Entries.
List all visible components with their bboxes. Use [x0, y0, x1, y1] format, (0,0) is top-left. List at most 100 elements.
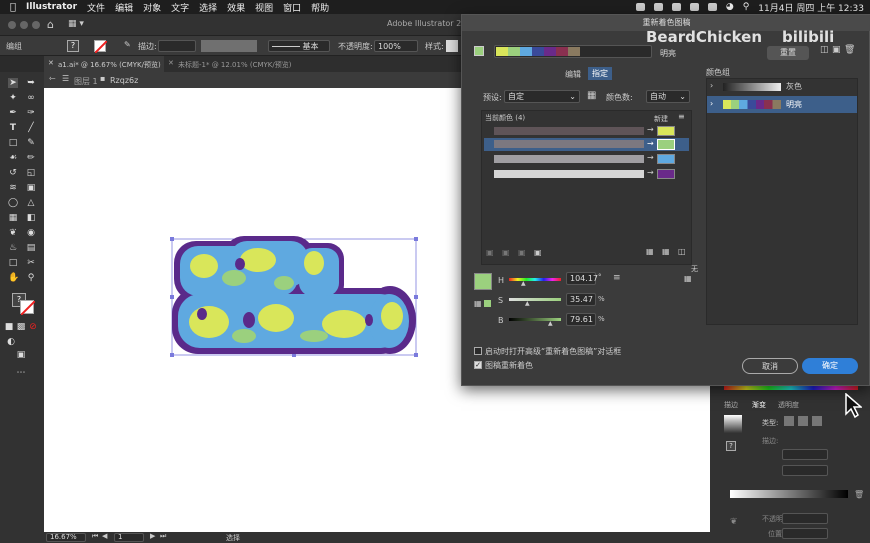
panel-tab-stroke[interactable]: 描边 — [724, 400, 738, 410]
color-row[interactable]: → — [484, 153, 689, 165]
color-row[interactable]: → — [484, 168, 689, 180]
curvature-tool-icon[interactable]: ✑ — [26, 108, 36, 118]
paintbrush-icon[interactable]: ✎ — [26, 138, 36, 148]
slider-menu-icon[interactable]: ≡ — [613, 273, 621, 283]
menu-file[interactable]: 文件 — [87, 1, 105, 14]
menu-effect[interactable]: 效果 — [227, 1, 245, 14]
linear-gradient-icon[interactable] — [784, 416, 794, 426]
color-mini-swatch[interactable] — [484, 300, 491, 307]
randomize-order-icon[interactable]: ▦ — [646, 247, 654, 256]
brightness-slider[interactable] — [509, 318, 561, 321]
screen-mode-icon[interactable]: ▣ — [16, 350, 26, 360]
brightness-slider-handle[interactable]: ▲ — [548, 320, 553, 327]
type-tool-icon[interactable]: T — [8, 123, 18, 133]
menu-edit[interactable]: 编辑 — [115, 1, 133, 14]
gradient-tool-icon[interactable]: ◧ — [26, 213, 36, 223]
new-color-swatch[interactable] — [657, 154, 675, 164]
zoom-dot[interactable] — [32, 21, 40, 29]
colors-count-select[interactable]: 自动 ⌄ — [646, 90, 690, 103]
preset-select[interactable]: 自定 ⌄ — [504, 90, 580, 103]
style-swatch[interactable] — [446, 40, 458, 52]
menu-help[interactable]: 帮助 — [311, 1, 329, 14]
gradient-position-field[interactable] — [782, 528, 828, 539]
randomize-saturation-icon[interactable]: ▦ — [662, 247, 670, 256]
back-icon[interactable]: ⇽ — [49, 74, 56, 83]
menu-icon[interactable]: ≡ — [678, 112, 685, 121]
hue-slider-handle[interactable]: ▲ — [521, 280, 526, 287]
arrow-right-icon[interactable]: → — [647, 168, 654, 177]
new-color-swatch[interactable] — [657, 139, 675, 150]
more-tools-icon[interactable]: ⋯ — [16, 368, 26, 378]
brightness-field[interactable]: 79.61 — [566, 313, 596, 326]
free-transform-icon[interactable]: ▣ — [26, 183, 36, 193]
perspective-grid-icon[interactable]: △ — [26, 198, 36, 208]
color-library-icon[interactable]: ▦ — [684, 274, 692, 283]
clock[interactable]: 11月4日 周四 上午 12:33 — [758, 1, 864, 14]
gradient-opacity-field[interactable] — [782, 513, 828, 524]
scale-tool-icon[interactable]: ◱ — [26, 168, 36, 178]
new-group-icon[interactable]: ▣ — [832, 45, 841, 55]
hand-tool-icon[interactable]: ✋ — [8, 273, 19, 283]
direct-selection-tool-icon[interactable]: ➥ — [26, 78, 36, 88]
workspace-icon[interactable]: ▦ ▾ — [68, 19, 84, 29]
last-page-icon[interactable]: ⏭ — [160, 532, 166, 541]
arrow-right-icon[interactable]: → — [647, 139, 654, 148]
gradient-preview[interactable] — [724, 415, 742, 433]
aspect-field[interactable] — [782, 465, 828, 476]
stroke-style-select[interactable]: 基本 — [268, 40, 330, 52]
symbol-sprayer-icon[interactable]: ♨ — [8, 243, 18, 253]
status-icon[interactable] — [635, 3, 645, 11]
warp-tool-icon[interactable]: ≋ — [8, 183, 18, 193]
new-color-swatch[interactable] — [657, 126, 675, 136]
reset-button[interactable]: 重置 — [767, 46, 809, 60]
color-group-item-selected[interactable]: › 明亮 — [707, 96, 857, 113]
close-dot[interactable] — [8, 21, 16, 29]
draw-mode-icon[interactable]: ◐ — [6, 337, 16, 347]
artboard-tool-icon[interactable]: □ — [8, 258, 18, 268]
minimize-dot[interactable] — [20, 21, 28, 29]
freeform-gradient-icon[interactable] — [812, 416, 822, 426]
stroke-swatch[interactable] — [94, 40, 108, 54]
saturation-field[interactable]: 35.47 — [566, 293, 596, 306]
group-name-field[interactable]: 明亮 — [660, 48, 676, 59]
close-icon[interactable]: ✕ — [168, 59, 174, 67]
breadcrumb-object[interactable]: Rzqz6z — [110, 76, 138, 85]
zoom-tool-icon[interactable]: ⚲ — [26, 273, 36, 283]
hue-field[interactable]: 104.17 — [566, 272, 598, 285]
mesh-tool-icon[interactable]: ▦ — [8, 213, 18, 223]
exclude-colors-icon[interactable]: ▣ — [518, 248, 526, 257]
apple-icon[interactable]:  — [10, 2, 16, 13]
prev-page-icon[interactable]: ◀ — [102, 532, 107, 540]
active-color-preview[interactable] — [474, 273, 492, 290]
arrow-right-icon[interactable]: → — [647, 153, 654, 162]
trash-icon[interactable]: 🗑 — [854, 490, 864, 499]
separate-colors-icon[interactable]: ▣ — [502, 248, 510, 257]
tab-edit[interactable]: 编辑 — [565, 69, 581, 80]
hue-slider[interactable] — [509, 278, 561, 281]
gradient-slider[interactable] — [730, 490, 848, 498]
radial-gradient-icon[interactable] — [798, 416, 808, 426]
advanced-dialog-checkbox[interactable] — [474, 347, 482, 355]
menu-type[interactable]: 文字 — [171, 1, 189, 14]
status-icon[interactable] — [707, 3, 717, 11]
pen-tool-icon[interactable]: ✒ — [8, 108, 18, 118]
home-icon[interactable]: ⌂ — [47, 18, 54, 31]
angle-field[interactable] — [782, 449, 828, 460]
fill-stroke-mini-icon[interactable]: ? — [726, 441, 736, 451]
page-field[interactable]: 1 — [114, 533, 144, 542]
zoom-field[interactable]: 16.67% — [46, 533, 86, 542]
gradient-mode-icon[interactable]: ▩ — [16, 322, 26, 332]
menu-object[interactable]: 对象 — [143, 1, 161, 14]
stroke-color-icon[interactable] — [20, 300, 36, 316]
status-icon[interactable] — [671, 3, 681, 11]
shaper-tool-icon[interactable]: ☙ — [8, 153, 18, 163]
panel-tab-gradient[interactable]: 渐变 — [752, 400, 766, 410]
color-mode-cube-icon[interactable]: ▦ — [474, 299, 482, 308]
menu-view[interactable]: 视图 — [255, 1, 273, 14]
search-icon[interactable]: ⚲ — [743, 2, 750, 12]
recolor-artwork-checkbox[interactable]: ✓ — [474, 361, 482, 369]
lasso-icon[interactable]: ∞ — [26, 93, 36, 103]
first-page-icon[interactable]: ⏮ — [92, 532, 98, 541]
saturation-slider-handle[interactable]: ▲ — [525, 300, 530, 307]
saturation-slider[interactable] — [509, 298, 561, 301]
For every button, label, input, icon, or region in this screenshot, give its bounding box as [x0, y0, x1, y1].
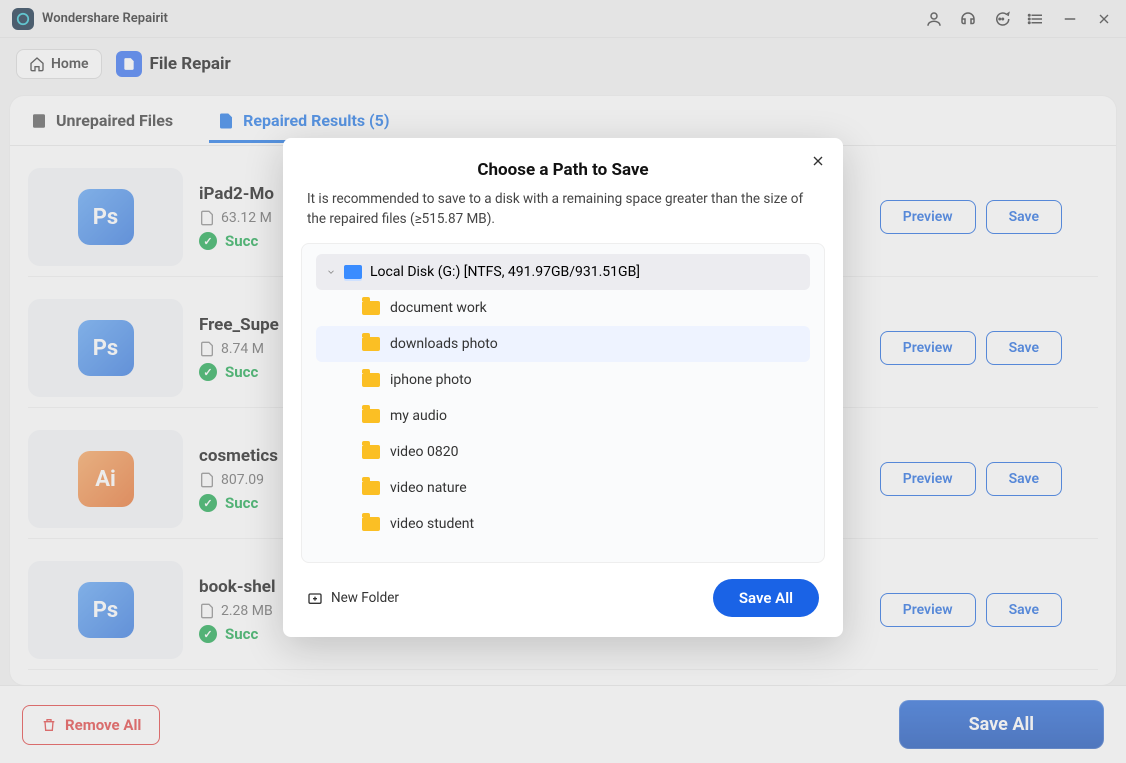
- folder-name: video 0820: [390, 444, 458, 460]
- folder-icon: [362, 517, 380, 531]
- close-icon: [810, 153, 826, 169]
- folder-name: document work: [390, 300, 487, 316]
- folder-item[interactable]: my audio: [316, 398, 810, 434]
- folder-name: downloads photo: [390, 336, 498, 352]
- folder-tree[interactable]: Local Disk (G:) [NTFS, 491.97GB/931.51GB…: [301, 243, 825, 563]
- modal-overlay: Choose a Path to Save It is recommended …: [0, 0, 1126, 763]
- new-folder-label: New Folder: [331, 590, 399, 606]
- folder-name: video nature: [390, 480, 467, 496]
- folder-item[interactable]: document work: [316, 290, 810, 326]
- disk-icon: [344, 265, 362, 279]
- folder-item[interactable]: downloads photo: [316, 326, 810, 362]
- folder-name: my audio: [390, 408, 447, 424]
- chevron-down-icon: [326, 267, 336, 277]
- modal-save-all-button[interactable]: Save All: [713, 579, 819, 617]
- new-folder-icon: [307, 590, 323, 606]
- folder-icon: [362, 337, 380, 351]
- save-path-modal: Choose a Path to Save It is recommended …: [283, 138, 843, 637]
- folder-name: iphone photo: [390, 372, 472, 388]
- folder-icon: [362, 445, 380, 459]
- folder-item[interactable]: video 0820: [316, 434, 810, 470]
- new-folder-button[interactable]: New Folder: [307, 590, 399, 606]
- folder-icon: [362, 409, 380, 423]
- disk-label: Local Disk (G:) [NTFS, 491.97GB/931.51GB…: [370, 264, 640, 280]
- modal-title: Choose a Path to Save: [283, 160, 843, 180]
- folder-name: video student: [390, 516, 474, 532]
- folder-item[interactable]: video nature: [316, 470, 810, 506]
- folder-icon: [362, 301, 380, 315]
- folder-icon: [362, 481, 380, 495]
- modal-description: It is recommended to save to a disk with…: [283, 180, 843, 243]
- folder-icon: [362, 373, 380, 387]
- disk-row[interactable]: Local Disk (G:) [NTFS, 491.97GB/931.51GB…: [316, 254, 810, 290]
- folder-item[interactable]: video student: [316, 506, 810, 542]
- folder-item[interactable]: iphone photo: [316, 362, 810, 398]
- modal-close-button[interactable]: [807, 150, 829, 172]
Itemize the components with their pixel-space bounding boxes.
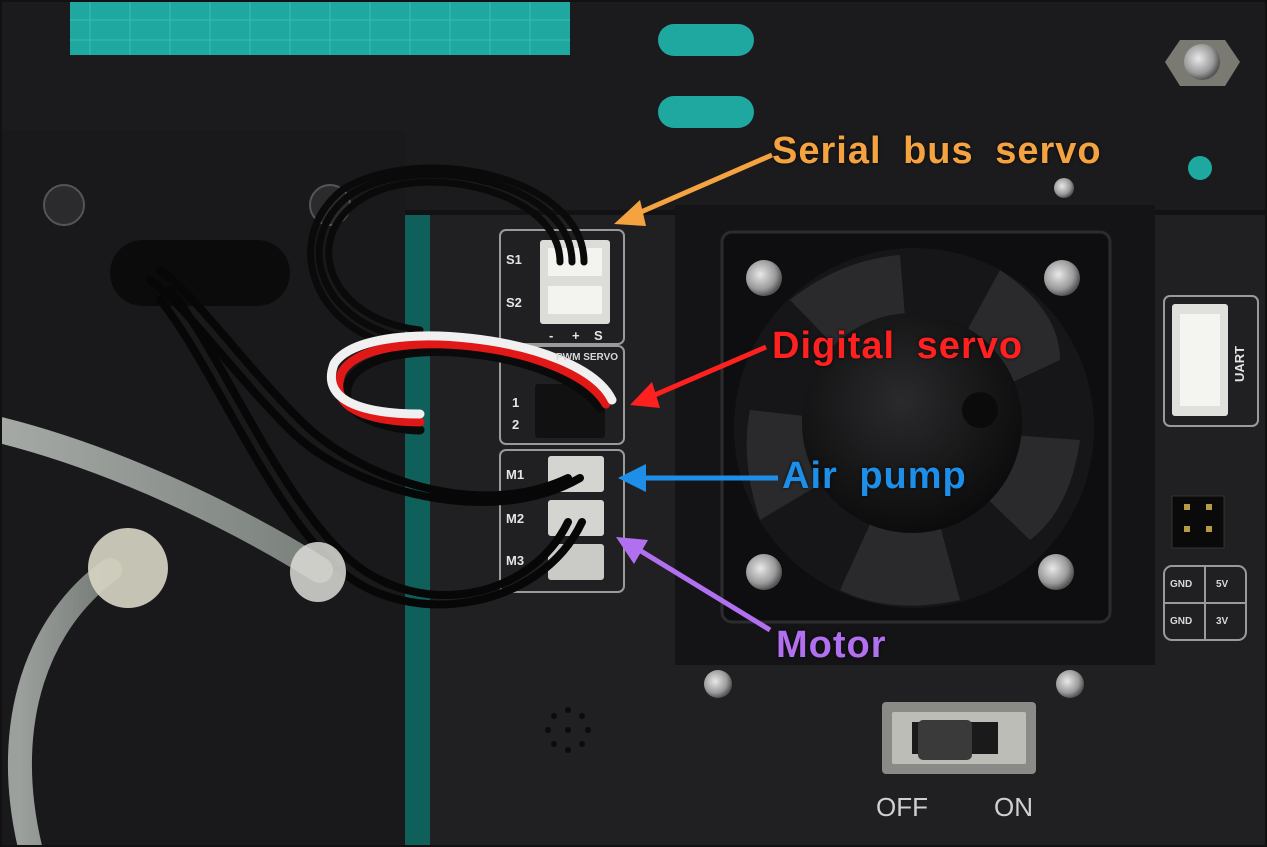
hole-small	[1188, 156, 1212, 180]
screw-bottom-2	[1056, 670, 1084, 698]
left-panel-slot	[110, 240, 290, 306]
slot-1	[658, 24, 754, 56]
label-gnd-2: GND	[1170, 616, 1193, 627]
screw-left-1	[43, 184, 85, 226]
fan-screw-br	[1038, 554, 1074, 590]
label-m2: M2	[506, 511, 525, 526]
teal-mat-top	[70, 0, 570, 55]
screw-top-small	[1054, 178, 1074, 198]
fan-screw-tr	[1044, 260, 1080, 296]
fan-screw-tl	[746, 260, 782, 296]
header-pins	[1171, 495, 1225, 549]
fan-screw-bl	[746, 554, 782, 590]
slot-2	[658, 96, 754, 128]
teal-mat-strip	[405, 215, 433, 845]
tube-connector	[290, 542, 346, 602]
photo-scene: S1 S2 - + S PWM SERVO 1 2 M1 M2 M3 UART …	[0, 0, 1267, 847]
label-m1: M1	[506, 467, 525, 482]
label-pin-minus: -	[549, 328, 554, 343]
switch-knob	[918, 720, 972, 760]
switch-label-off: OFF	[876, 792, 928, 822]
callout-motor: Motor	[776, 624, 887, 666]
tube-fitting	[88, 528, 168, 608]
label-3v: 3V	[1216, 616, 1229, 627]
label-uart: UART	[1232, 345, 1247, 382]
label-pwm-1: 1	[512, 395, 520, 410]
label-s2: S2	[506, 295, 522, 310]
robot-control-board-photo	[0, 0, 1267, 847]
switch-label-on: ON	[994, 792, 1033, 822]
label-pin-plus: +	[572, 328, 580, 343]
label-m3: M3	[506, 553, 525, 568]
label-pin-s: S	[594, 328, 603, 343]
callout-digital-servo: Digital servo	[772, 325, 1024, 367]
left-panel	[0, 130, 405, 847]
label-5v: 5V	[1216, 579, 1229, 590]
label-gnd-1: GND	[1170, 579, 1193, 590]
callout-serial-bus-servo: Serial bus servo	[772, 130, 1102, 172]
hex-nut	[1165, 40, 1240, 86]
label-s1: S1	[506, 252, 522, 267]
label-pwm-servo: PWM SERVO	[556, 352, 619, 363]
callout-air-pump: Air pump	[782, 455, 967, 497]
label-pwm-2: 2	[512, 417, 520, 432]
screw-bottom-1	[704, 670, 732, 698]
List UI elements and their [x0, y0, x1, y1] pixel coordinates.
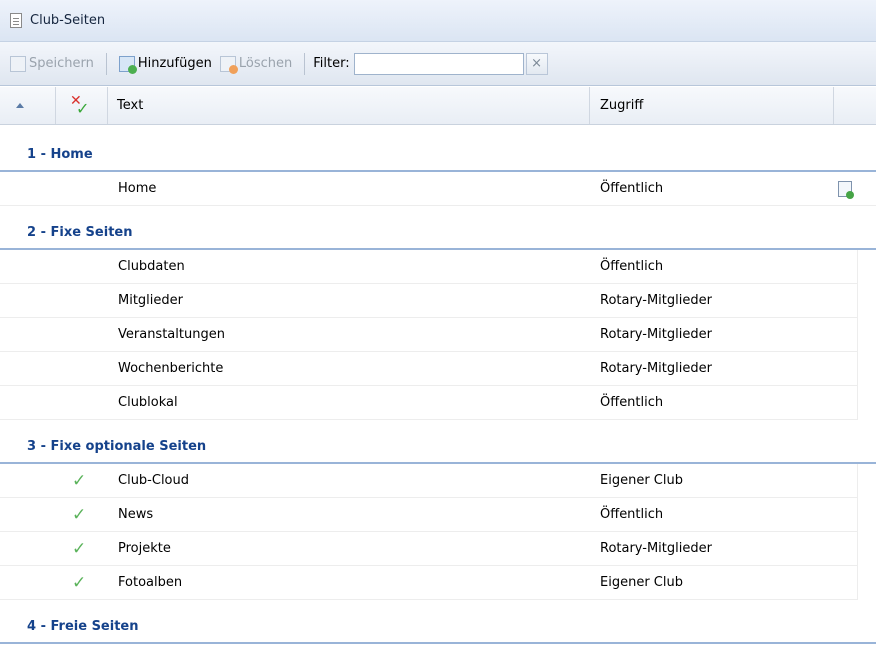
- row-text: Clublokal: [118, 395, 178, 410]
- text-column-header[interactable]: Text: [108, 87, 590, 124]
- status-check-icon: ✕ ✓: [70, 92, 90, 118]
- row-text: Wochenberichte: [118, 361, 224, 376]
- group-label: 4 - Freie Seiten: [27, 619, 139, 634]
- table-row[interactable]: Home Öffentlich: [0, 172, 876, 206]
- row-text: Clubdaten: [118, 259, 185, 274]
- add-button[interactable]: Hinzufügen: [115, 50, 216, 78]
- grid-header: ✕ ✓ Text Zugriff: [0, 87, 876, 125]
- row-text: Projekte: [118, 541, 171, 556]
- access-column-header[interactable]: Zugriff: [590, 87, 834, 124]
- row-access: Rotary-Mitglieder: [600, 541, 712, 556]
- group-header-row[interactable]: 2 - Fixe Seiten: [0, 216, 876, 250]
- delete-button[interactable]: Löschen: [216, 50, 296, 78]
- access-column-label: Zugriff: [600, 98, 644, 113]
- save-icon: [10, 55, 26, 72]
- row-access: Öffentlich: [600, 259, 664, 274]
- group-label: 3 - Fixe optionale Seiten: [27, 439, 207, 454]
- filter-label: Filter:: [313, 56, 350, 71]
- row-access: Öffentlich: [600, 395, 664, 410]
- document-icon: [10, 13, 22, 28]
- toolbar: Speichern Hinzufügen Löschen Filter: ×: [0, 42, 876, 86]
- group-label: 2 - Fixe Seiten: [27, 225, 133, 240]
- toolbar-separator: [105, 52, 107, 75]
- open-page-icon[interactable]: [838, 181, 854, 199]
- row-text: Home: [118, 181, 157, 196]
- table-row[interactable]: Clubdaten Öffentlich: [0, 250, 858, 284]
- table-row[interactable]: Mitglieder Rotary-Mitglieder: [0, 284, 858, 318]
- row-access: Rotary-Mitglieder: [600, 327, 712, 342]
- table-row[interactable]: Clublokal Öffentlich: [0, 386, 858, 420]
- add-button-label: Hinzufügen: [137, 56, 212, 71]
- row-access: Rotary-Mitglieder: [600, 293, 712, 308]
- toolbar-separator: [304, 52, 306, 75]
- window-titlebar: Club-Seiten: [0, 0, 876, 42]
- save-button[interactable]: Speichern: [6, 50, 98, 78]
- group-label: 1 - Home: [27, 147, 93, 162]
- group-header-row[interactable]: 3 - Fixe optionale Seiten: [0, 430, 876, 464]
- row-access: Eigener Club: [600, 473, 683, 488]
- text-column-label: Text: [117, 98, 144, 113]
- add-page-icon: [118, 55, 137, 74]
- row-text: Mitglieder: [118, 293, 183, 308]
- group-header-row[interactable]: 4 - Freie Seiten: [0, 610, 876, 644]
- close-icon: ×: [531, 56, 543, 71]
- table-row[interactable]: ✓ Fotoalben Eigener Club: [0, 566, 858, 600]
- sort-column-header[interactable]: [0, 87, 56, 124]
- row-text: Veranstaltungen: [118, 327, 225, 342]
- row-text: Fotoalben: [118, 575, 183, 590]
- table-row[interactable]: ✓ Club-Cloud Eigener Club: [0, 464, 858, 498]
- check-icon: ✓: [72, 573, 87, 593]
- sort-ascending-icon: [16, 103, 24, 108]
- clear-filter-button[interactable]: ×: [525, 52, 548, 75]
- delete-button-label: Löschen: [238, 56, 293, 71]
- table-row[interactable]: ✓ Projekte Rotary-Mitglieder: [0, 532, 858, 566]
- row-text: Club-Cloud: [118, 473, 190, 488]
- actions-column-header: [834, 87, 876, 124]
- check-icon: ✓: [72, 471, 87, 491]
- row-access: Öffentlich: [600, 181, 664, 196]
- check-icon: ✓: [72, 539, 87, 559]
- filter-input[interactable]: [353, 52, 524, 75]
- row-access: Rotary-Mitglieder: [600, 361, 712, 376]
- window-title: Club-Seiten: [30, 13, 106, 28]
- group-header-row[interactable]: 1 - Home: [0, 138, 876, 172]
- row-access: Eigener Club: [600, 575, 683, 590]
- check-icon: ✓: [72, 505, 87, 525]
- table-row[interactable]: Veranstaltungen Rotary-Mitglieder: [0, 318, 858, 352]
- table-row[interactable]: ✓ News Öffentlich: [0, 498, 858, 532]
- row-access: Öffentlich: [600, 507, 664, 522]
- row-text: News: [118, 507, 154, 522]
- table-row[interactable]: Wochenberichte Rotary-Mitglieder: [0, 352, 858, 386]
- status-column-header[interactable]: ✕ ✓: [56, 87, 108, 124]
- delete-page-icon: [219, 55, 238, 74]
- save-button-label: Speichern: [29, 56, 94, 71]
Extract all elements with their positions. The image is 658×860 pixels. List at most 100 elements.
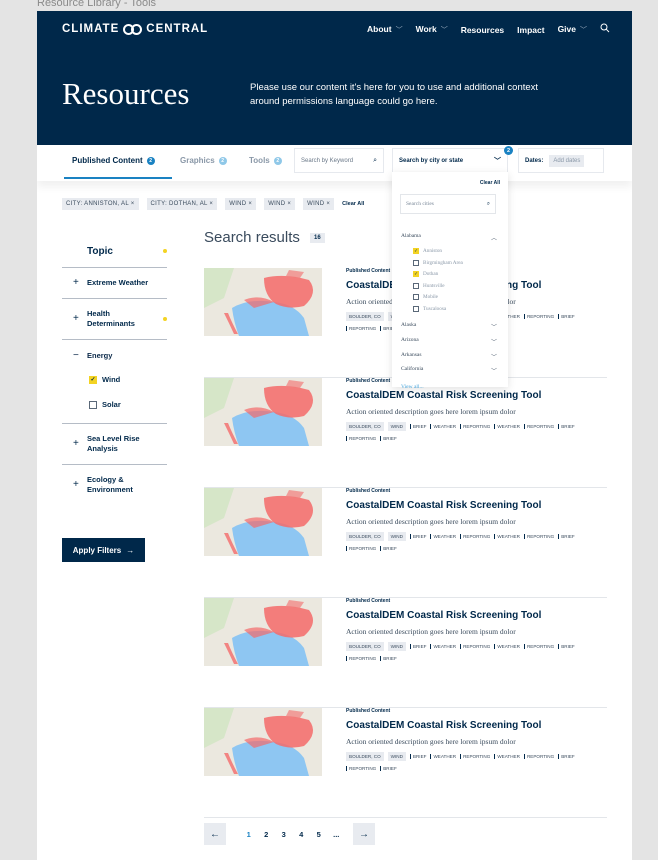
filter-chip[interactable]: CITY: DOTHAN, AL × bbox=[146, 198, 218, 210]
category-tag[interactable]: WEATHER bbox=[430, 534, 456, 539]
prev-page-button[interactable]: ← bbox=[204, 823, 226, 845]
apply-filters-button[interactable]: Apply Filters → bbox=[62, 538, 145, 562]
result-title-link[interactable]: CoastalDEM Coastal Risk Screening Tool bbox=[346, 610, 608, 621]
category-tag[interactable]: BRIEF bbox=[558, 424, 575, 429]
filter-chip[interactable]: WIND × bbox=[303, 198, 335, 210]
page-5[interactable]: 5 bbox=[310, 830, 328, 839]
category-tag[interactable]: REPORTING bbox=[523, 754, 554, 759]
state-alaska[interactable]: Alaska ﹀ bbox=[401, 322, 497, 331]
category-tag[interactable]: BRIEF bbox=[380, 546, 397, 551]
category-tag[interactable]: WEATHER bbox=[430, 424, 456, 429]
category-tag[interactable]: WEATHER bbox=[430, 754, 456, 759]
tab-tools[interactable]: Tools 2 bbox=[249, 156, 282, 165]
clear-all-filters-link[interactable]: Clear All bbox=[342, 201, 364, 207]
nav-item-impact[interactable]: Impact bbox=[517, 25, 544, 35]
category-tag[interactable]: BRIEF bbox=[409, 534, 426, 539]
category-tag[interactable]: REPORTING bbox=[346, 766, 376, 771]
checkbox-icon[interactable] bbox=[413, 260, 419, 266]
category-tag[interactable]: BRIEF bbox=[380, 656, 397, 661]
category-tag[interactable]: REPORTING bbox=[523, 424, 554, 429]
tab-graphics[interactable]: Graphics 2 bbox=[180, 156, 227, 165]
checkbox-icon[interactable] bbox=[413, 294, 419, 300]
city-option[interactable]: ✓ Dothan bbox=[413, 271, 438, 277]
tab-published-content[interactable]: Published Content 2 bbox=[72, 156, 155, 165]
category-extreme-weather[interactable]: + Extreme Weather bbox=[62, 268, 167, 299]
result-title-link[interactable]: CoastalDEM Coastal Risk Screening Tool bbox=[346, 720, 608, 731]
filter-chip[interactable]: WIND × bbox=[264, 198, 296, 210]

Written request. Give as a JSON list of strings, one string per line with blank lines omitted, only the lines starting with the line containing "panel-tab-stroke[interactable]: 描边 —" and continuing through the line containing "menu-edit[interactable]: 编辑 —".

Task result.
[
  "panel-tab-stroke[interactable]: 描边 — [724, 400, 738, 410]",
  "color-row[interactable]: → — [484, 153, 689, 165]",
  "color-row[interactable]: → — [484, 168, 689, 180]",
  "curvature-tool-icon[interactable]: ✑ — [26, 108, 36, 118]",
  "paintbrush-icon[interactable]: ✎ — [26, 138, 36, 148]",
  "slider-menu-icon[interactable]: ≡ — [613, 273, 621, 283]",
  "menu-file[interactable]: 文件 — [87, 1, 105, 14]",
  "menu-effect[interactable]: 效果 — [227, 1, 245, 14]",
  "linear-gradient-icon[interactable] — [784, 416, 794, 426]",
  "color-mini-swatch[interactable] — [484, 300, 491, 307]",
  "randomize-order-icon[interactable]: ▦ — [646, 247, 654, 256]",
  "brightness-slider[interactable] — [509, 318, 561, 321]",
  "screen-mode-icon[interactable]: ▣ — [16, 350, 26, 360]",
  "brightness-slider-handle[interactable]: ▲ — [548, 320, 553, 327]",
  "type-tool-icon[interactable]: T — [8, 123, 18, 133]",
  "menu-edit[interactable]: 编辑 — [115, 1, 133, 14]"
]